▶ **Task requirements**: Output all the material that follows, exactly as given.

[Data listing]
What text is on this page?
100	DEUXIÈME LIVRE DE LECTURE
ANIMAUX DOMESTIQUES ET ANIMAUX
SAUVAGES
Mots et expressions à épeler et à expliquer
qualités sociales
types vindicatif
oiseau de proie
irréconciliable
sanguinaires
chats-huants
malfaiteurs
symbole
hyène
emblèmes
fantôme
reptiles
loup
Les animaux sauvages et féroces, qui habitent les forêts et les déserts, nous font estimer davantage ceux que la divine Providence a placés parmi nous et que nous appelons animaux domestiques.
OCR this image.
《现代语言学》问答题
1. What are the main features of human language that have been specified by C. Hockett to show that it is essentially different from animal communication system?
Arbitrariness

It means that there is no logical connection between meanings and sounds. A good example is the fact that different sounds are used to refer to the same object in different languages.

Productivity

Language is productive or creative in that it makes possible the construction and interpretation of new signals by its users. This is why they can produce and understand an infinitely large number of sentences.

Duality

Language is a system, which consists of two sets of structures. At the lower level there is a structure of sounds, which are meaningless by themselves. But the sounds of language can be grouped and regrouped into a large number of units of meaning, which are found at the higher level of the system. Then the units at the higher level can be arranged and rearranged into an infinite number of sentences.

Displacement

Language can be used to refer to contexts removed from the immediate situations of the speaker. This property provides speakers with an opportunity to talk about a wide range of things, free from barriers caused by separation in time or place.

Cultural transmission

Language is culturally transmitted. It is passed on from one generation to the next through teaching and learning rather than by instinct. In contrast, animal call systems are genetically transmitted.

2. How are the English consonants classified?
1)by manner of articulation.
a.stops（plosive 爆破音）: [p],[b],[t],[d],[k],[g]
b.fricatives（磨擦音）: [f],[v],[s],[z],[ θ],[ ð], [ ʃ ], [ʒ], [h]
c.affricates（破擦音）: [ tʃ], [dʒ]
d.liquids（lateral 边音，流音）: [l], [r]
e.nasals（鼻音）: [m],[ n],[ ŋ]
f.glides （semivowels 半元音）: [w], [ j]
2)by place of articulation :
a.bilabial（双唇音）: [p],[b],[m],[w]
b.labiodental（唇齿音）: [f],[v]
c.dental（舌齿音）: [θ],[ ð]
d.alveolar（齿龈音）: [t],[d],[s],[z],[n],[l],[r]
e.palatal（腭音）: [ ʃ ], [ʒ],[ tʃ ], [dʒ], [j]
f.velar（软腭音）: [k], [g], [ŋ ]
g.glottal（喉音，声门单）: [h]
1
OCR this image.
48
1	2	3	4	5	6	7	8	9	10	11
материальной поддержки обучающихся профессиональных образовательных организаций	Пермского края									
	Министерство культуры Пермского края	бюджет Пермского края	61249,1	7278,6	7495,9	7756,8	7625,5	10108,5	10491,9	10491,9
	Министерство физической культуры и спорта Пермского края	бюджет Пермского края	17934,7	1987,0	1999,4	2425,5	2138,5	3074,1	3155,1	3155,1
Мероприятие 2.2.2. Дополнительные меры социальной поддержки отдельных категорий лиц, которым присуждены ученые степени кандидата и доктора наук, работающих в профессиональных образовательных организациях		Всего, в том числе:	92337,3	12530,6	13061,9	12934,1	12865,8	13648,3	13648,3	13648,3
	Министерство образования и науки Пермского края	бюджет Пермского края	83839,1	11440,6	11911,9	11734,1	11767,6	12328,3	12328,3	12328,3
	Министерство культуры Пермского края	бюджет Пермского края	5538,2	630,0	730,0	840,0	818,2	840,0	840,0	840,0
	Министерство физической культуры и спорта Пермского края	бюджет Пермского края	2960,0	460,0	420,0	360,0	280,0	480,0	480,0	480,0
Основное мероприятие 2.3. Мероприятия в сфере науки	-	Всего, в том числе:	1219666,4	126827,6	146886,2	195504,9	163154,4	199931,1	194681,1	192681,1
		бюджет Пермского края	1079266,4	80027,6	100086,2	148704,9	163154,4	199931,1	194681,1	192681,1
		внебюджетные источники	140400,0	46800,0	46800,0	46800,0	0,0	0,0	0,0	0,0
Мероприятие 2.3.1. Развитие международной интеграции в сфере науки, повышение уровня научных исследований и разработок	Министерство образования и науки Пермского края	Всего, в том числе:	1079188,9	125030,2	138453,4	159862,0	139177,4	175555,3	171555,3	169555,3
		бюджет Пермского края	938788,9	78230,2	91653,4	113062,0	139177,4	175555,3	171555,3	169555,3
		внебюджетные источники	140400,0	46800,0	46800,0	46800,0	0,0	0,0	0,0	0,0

▶ **Solution below**:
What text is on this page?
100	DEUXIÈME LIVRE DE LECTURE
ANIMAUX DOMESTIQUES ET ANIMAUX
SAUVAGES
Mots et expressions à épeler et à expliquer
qualités sociales
types vindicatif
oiseau de proie
irréconciliable
sanguinaires
chats-huants
malfaiteurs
symbole
hyène
emblèmes
fantôme
reptiles
loup
Les animaux sauvages et féroces, qui habitent les forêts et les déserts, nous font estimer davantage ceux que la divine Providence a placés parmi nous et que nous appelons animaux domestiques.
OCR this image.
《现代语言学》问答题
1. What are the main features of human language that have been specified by C. Hockett to show that it is essentially different from animal communication system?
Arbitrariness

It means that there is no logical connection between meanings and sounds. A good example is the fact that different sounds are used to refer to the same object in different languages.

Productivity

Language is productive or creative in that it makes possible the construction and interpretation of new signals by its users. This is why they can produce and understand an infinitely large number of sentences.

Duality

Language is a system, which consists of two sets of structures. At the lower level there is a structure of sounds, which are meaningless by themselves. But the sounds of language can be grouped and regrouped into a large number of units of meaning, which are found at the higher level of the system. Then the units at the higher level can be arranged and rearranged into an infinite number of sentences.

Displacement

Language can be used to refer to contexts removed from the immediate situations of the speaker. This property provides speakers with an opportunity to talk about a wide range of things, free from barriers caused by separation in time or place.

Cultural transmission

Language is culturally transmitted. It is passed on from one generation to the next through teaching and learning rather than by instinct. In contrast, animal call systems are genetically transmitted.

2. How are the English consonants classified?
1)by manner of articulation.
a.stops（plosive 爆破音）: [p],[b],[t],[d],[k],[g]
b.fricatives（磨擦音）: [f],[v],[s],[z],[ θ],[ ð], [ ʃ ], [ʒ], [h]
c.affricates（破擦音）: [ tʃ], [dʒ]
d.liquids（lateral 边音，流音）: [l], [r]
e.nasals（鼻音）: [m],[ n],[ ŋ]
f.glides （semivowels 半元音）: [w], [ j]
2)by place of articulation :
a.bilabial（双唇音）: [p],[b],[m],[w]
b.labiodental（唇齿音）: [f],[v]
c.dental（舌齿音）: [θ],[ ð]
d.alveolar（齿龈音）: [t],[d],[s],[z],[n],[l],[r]
e.palatal（腭音）: [ ʃ ], [ʒ],[ tʃ ], [dʒ], [j]
f.velar（软腭音）: [k], [g], [ŋ ]
g.glottal（喉音，声门单）: [h]
1
OCR this image.
48
1	2	3	4	5	6	7	8	9	10	11
материальной поддержки обучающихся профессиональных образовательных организаций	Пермского края									
	Министерство культуры Пермского края	бюджет Пермского края	61249,1	7278,6	7495,9	7756,8	7625,5	10108,5	10491,9	10491,9
	Министерство физической культуры и спорта Пермского края	бюджет Пермского края	17934,7	1987,0	1999,4	2425,5	2138,5	3074,1	3155,1	3155,1
Мероприятие 2.2.2. Дополнительные меры социальной поддержки отдельных категорий лиц, которым присуждены ученые степени кандидата и доктора наук, работающих в профессиональных образовательных организациях		Всего, в том числе:	92337,3	12530,6	13061,9	12934,1	12865,8	13648,3	13648,3	13648,3
	Министерство образования и науки Пермского края	бюджет Пермского края	83839,1	11440,6	11911,9	11734,1	11767,6	12328,3	12328,3	12328,3
	Министерство культуры Пермского края	бюджет Пермского края	5538,2	630,0	730,0	840,0	818,2	840,0	840,0	840,0
	Министерство физической культуры и спорта Пермского края	бюджет Пермского края	2960,0	460,0	420,0	360,0	280,0	480,0	480,0	480,0
Основное мероприятие 2.3. Мероприятия в сфере науки	-	Всего, в том числе:	1219666,4	126827,6	146886,2	195504,9	163154,4	199931,1	194681,1	192681,1
		бюджет Пермского края	1079266,4	80027,6	100086,2	148704,9	163154,4	199931,1	194681,1	192681,1
		внебюджетные источники	140400,0	46800,0	46800,0	46800,0	0,0	0,0	0,0	0,0
Мероприятие 2.3.1. Развитие международной интеграции в сфере науки, повышение уровня научных исследований и разработок	Министерство образования и науки Пермского края	Всего, в том числе:	1079188,9	125030,2	138453,4	159862,0	139177,4	175555,3	171555,3	169555,3
		бюджет Пермского края	938788,9	78230,2	91653,4	113062,0	139177,4	175555,3	171555,3	169555,3
		внебюджетные источники	140400,0	46800,0	46800,0	46800,0	0,0	0,0	0,0	0,0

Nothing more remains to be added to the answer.